Prompt
Extract the whole listing as it stands. Do not include the pictures.

+ + +

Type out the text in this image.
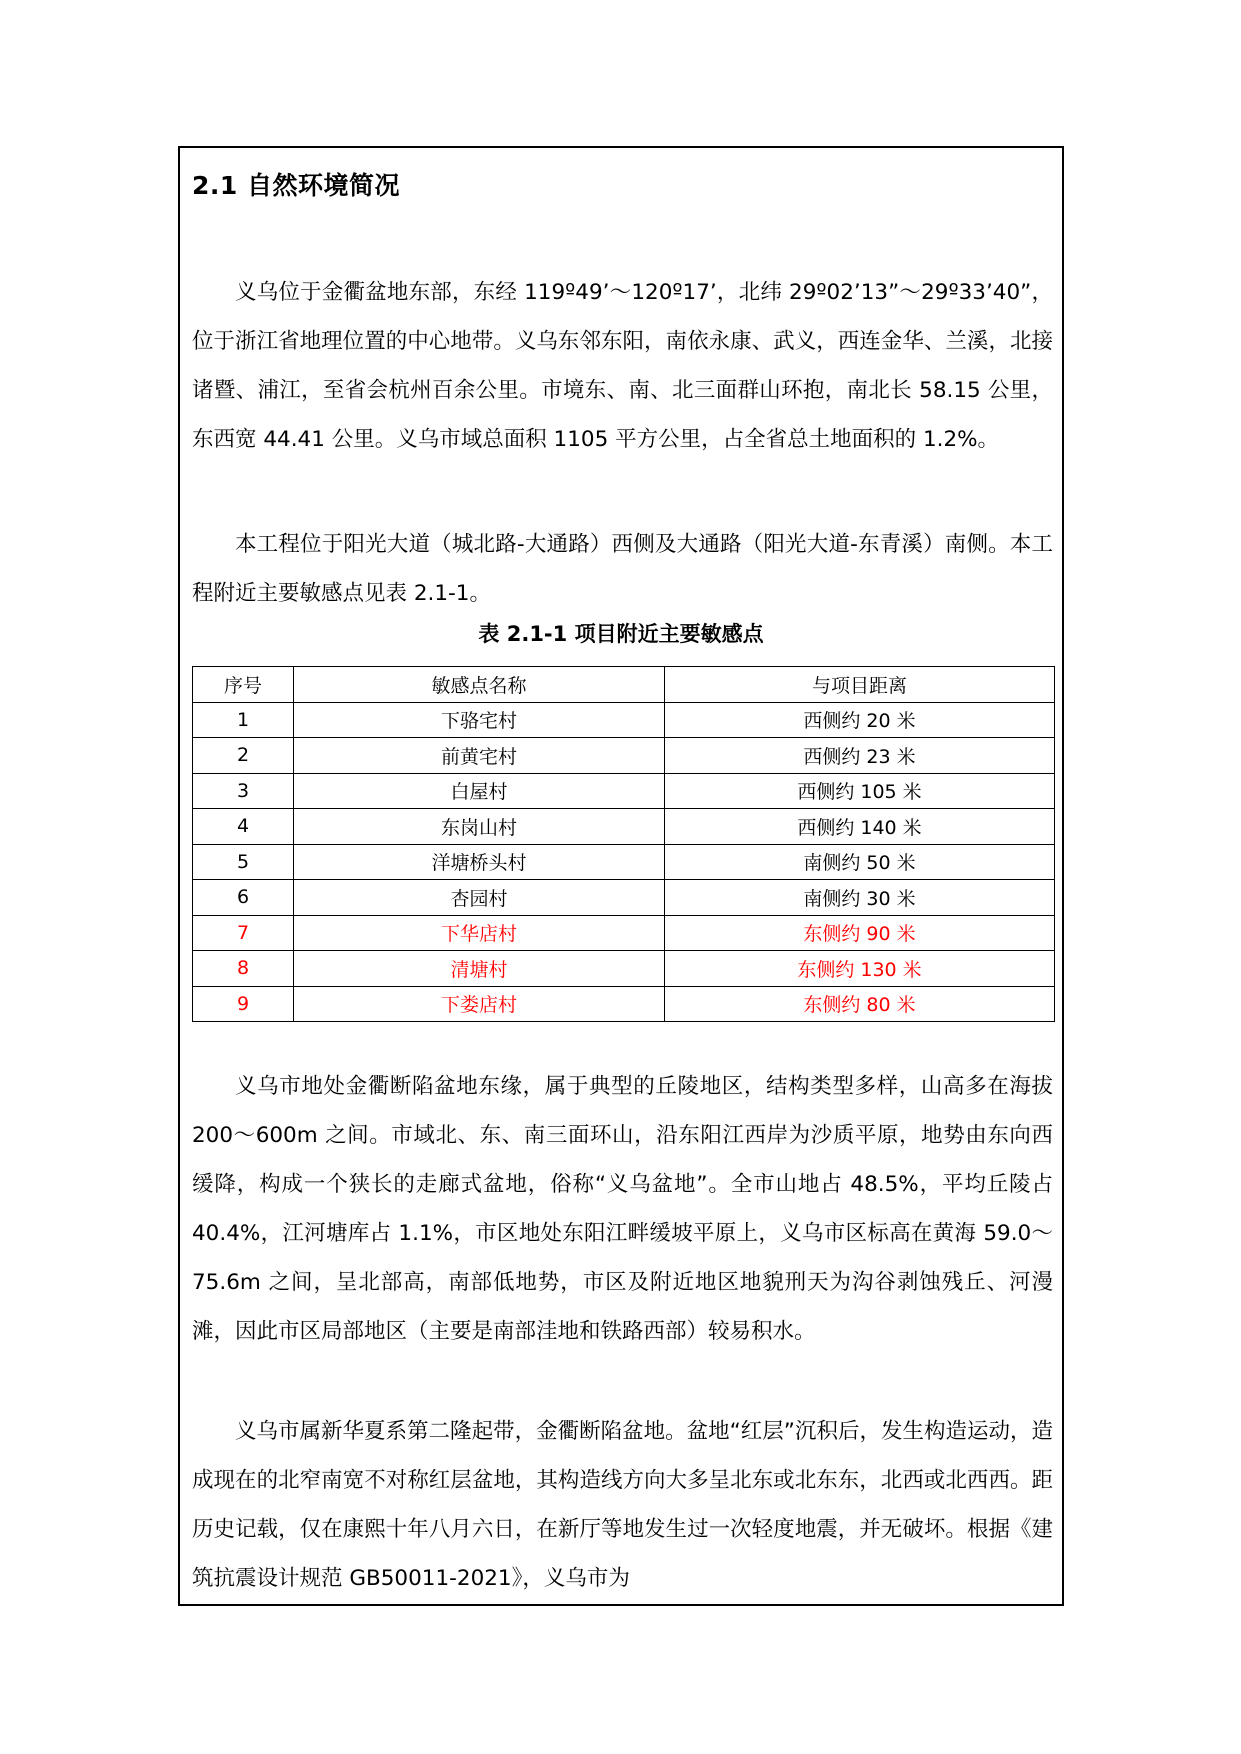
2.1 自然环境简况

义乌位于金衢盆地东部，东经 119º49’～120º17’，北纬 29º02’13”～29º33’40”，位于浙江省地理位置的中心地带。义乌东邻东阳，南依永康、武义，西连金华、兰溪，北接诸暨、浦江，至省会杭州百余公里。市境东、南、北三面群山环抱，南北长 58.15 公里，东西宽 44.41 公里。义乌市域总面积 1105 平方公里，占全省总土地面积的 1.2%。

本工程位于阳光大道（城北路-大通路）西侧及大通路（阳光大道-东青溪）南侧。本工程附近主要敏感点见表 2.1-1。

表 2.1-1 项目附近主要敏感点

序号	敏感点名称	与项目距离
1	下骆宅村	西侧约 20 米
2	前黄宅村	西侧约 23 米
3	白屋村	西侧约 105 米
4	东岗山村	西侧约 140 米
5	洋塘桥头村	南侧约 50 米
6	杏园村	南侧约 30 米
7	下华店村	东侧约 90 米
8	清塘村	东侧约 130 米
9	下娄店村	东侧约 80 米

义乌市地处金衢断陷盆地东缘，属于典型的丘陵地区，结构类型多样，山高多在海拔 200～600m 之间。市域北、东、南三面环山，沿东阳江西岸为沙质平原，地势由东向西缓降，构成一个狭长的走廊式盆地，俗称“义乌盆地”。全市山地占 48.5%，平均丘陵占 40.4%，江河塘库占 1.1%，市区地处东阳江畔缓坡平原上，义乌市区标高在黄海 59.0～75.6m 之间，呈北部高，南部低地势，市区及附近地区地貌刑天为沟谷剥蚀残丘、河漫滩，因此市区局部地区（主要是南部洼地和铁路西部）较易积水。

义乌市属新华夏系第二隆起带，金衢断陷盆地。盆地“红层”沉积后，发生构造运动，造成现在的北窄南宽不对称红层盆地，其构造线方向大多呈北东或北东东，北西或北西西。距历史记载，仅在康熙十年八月六日，在新厅等地发生过一次轻度地震，并无破坏。根据《建筑抗震设计规范 GB50011-2021》，义乌市为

+ + +

Output of the exercise
Type out the text in this image.
2.1 自然环境简况

义乌位于金衢盆地东部，东经 119º49’～120º17’，北纬 29º02’13”～29º33’40”，位于浙江省地理位置的中心地带。义乌东邻东阳，南依永康、武义，西连金华、兰溪，北接诸暨、浦江，至省会杭州百余公里。市境东、南、北三面群山环抱，南北长 58.15 公里，东西宽 44.41 公里。义乌市域总面积 1105 平方公里，占全省总土地面积的 1.2%。

本工程位于阳光大道（城北路-大通路）西侧及大通路（阳光大道-东青溪）南侧。本工程附近主要敏感点见表 2.1-1。

表 2.1-1 项目附近主要敏感点

序号	敏感点名称	与项目距离
1	下骆宅村	西侧约 20 米
2	前黄宅村	西侧约 23 米
3	白屋村	西侧约 105 米
4	东岗山村	西侧约 140 米
5	洋塘桥头村	南侧约 50 米
6	杏园村	南侧约 30 米
7	下华店村	东侧约 90 米
8	清塘村	东侧约 130 米
9	下娄店村	东侧约 80 米

义乌市地处金衢断陷盆地东缘，属于典型的丘陵地区，结构类型多样，山高多在海拔 200～600m 之间。市域北、东、南三面环山，沿东阳江西岸为沙质平原，地势由东向西缓降，构成一个狭长的走廊式盆地，俗称“义乌盆地”。全市山地占 48.5%，平均丘陵占 40.4%，江河塘库占 1.1%，市区地处东阳江畔缓坡平原上，义乌市区标高在黄海 59.0～75.6m 之间，呈北部高，南部低地势，市区及附近地区地貌刑天为沟谷剥蚀残丘、河漫滩，因此市区局部地区（主要是南部洼地和铁路西部）较易积水。

义乌市属新华夏系第二隆起带，金衢断陷盆地。盆地“红层”沉积后，发生构造运动，造成现在的北窄南宽不对称红层盆地，其构造线方向大多呈北东或北东东，北西或北西西。距历史记载，仅在康熙十年八月六日，在新厅等地发生过一次轻度地震，并无破坏。根据《建筑抗震设计规范 GB50011-2021》，义乌市为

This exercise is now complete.